The request> Print the entries in full, word for word, but not the pictures.

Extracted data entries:

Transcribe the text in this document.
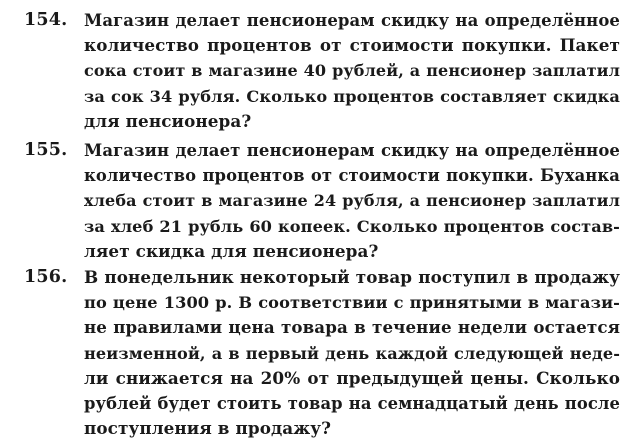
154. Магазин делает пенсионерам скидку на определённое
количество процентов от стоимости покупки. Пакет
сока стоит в магазине 40 рублей, а пенсионер заплатил
за сок 34 рубля. Сколько процентов составляет скидка
для пенсионера?
155. Магазин делает пенсионерам скидку на определённое
количество процентов от стоимости покупки. Буханка
хлеба стоит в магазине 24 рубля, а пенсионер заплатил
за хлеб 21 рубль 60 копеек. Сколько процентов состав-
ляет скидка для пенсионера?
156. В понедельник некоторый товар поступил в продажу
по цене 1300 р. В соответствии с принятыми в магази-
не правилами цена товара в течение недели остается
неизменной, а в первый день каждой следующей неде-
ли снижается на 20% от предыдущей цены. Сколько
рублей будет стоить товар на семнадцатый день после
поступления в продажу?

Finished task>
Transcribe the text in this document.
154. Магазин делает пенсионерам скидку на определённое
количество процентов от стоимости покупки. Пакет
сока стоит в магазине 40 рублей, а пенсионер заплатил
за сок 34 рубля. Сколько процентов составляет скидка
для пенсионера?
155. Магазин делает пенсионерам скидку на определённое
количество процентов от стоимости покупки. Буханка
хлеба стоит в магазине 24 рубля, а пенсионер заплатил
за хлеб 21 рубль 60 копеек. Сколько процентов состав-
ляет скидка для пенсионера?
156. В понедельник некоторый товар поступил в продажу
по цене 1300 р. В соответствии с принятыми в магази-
не правилами цена товара в течение недели остается
неизменной, а в первый день каждой следующей неде-
ли снижается на 20% от предыдущей цены. Сколько
рублей будет стоить товар на семнадцатый день после
поступления в продажу?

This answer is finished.